OBJECTIVE - Transcribe the records exactly. Pictures do not belong in the transcription.

Entries from a dataset
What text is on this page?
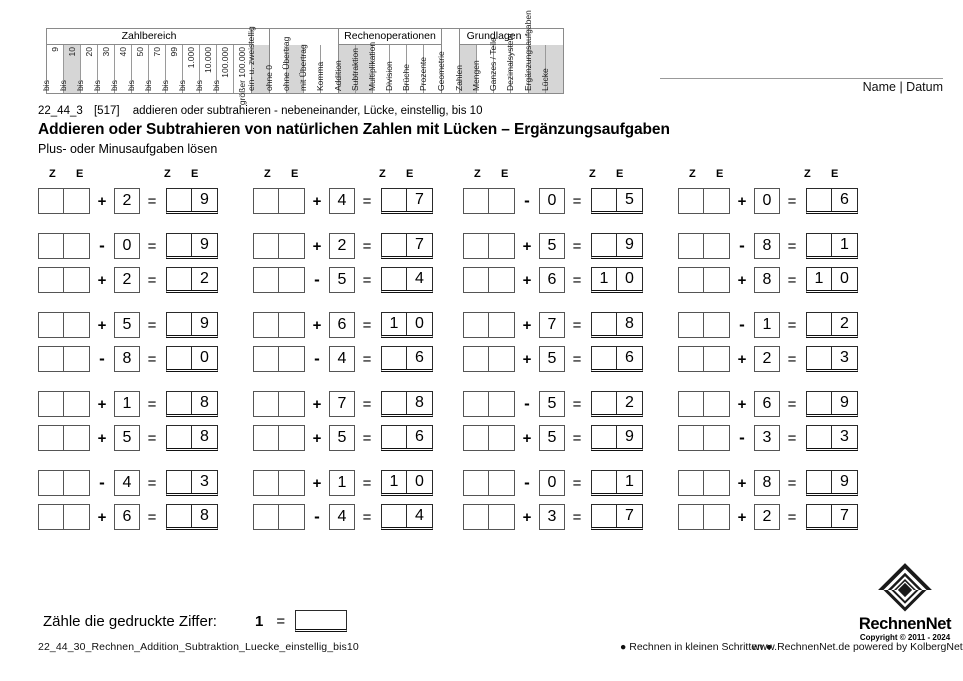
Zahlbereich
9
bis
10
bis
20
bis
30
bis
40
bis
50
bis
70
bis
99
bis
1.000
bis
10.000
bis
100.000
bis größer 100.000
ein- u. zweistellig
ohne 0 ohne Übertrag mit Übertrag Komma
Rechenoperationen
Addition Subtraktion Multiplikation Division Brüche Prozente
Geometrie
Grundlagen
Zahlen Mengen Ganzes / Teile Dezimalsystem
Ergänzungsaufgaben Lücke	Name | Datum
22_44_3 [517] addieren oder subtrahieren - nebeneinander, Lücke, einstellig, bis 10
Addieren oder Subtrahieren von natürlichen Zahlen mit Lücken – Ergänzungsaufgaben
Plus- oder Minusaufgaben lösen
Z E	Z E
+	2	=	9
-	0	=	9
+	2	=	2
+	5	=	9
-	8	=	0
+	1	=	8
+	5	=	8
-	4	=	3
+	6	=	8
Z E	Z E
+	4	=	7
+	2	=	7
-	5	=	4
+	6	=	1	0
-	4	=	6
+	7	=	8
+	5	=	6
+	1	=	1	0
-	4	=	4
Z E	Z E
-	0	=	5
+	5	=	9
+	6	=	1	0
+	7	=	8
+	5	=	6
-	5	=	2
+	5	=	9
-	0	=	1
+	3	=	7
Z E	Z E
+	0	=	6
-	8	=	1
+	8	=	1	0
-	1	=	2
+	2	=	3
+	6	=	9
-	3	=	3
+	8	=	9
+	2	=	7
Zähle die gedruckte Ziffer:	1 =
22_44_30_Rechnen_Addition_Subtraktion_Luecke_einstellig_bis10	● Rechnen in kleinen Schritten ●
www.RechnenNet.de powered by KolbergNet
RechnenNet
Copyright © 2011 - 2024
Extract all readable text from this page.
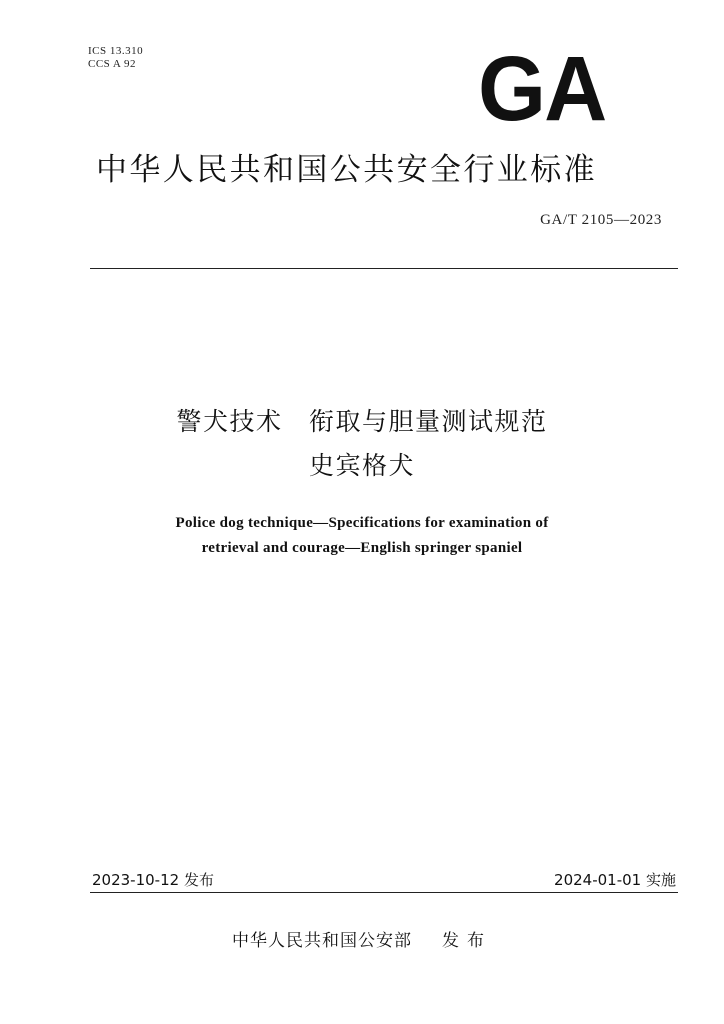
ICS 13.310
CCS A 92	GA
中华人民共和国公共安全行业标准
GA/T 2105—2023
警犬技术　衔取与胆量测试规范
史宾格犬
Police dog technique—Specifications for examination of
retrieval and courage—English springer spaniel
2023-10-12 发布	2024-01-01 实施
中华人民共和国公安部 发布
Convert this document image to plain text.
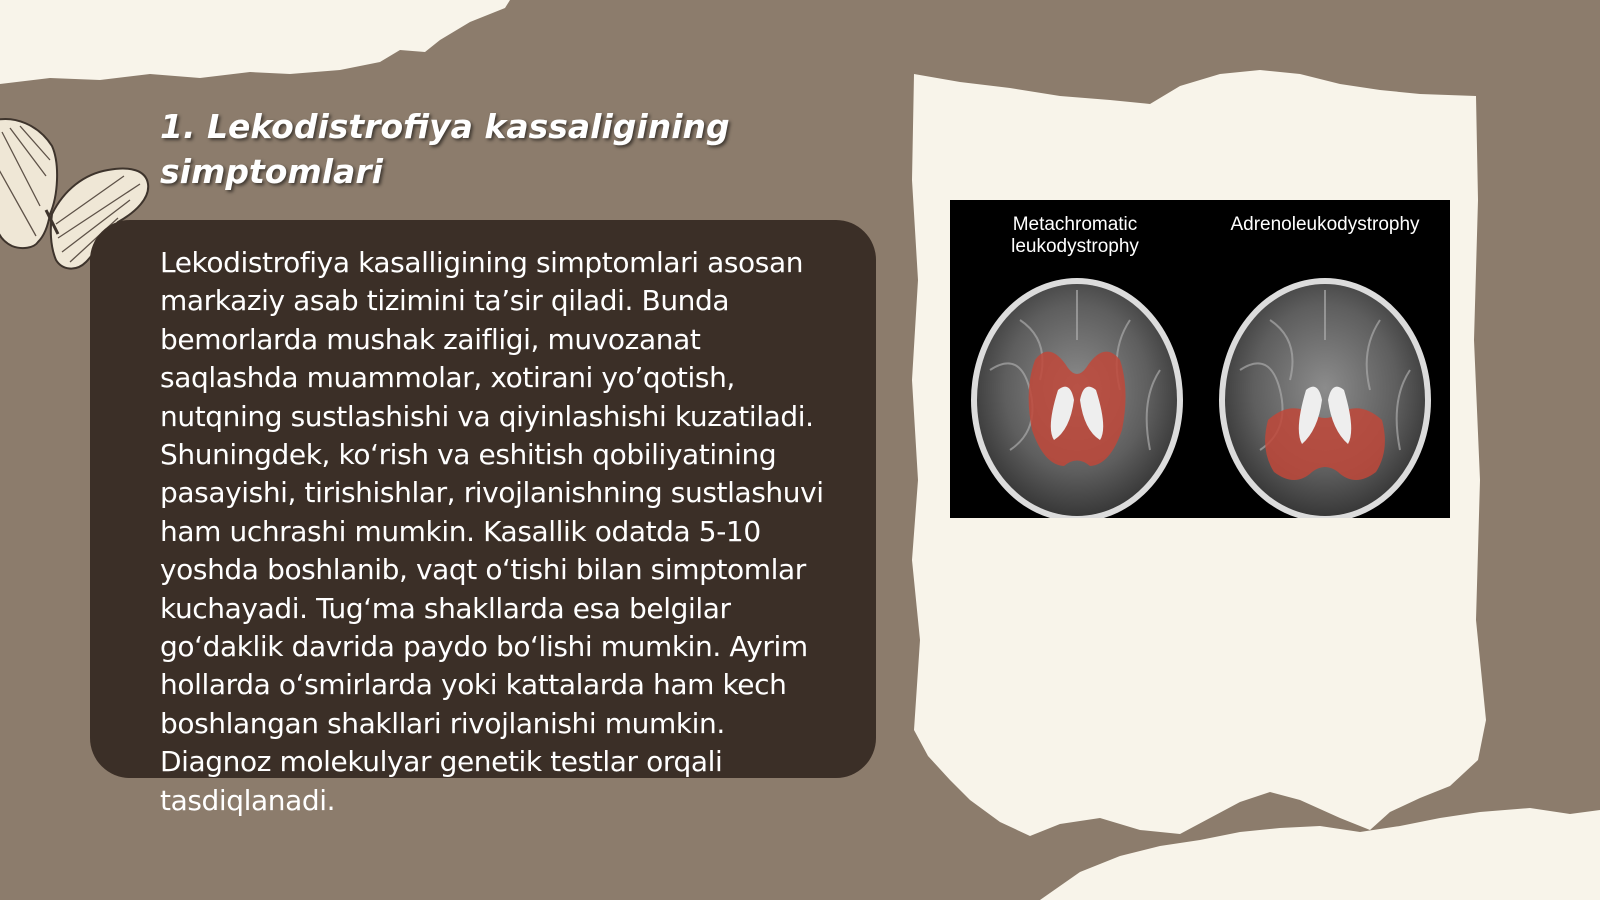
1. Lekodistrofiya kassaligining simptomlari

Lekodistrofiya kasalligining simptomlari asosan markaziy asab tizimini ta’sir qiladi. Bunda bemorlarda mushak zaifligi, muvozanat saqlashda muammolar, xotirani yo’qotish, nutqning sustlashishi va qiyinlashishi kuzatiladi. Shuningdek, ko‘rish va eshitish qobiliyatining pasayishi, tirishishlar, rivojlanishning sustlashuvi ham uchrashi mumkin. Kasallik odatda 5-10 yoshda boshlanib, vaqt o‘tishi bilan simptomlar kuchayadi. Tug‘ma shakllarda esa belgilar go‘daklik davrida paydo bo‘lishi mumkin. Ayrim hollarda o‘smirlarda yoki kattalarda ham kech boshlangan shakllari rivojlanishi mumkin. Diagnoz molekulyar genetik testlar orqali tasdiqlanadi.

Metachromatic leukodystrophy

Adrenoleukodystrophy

REPLY TO THE EXERCISE -
What text is on this page?
Zahlbereich
9
bis
10
bis
20
bis
30
bis
40
bis
50
bis
70
bis
99
bis
1.000
bis
10.000
bis
100.000
bis größer 100.000
ein- u. zweistellig
ohne 0 ohne Übertrag mit Übertrag Komma
Rechenoperationen
Addition Subtraktion Multiplikation Division Brüche Prozente
Geometrie
Grundlagen
Zahlen Mengen Ganzes / Teile Dezimalsystem
Ergänzungsaufgaben Lücke	Name | Datum
22_44_3 [517] addieren oder subtrahieren - nebeneinander, Lücke, einstellig, bis 10
Addieren oder Subtrahieren von natürlichen Zahlen mit Lücken – Ergänzungsaufgaben
Plus- oder Minusaufgaben lösen
Z E	Z E
+	2	=	9
-	0	=	9
+	2	=	2
+	5	=	9
-	8	=	0
+	1	=	8
+	5	=	8
-	4	=	3
+	6	=	8
Z E	Z E
+	4	=	7
+	2	=	7
-	5	=	4
+	6	=	1	0
-	4	=	6
+	7	=	8
+	5	=	6
+	1	=	1	0
-	4	=	4
Z E	Z E
-	0	=	5
+	5	=	9
+	6	=	1	0
+	7	=	8
+	5	=	6
-	5	=	2
+	5	=	9
-	0	=	1
+	3	=	7
Z E	Z E
+	0	=	6
-	8	=	1
+	8	=	1	0
-	1	=	2
+	2	=	3
+	6	=	9
-	3	=	3
+	8	=	9
+	2	=	7
Zähle die gedruckte Ziffer:	1 =
22_44_30_Rechnen_Addition_Subtraktion_Luecke_einstellig_bis10	● Rechnen in kleinen Schritten ●
www.RechnenNet.de powered by KolbergNet
RechnenNet
Copyright © 2011 - 2024
Extract all readable text from this page.
ICS 13.310
CCS A 92	GA
中华人民共和国公共安全行业标准
GA/T 2105—2023
警犬技术　衔取与胆量测试规范
史宾格犬
Police dog technique—Specifications for examination of
retrieval and courage—English springer spaniel
2023-10-12 发布	2024-01-01 实施
中华人民共和国公安部 发布
Convert this document image to plain text.
1. Lekodistrofiya kassaligining simptomlari

Lekodistrofiya kasalligining simptomlari asosan markaziy asab tizimini ta’sir qiladi. Bunda bemorlarda mushak zaifligi, muvozanat saqlashda muammolar, xotirani yo’qotish, nutqning sustlashishi va qiyinlashishi kuzatiladi. Shuningdek, ko‘rish va eshitish qobiliyatining pasayishi, tirishishlar, rivojlanishning sustlashuvi ham uchrashi mumkin. Kasallik odatda 5-10 yoshda boshlanib, vaqt o‘tishi bilan simptomlar kuchayadi. Tug‘ma shakllarda esa belgilar go‘daklik davrida paydo bo‘lishi mumkin. Ayrim hollarda o‘smirlarda yoki kattalarda ham kech boshlangan shakllari rivojlanishi mumkin. Diagnoz molekulyar genetik testlar orqali tasdiqlanadi.

Metachromatic leukodystrophy

Adrenoleukodystrophy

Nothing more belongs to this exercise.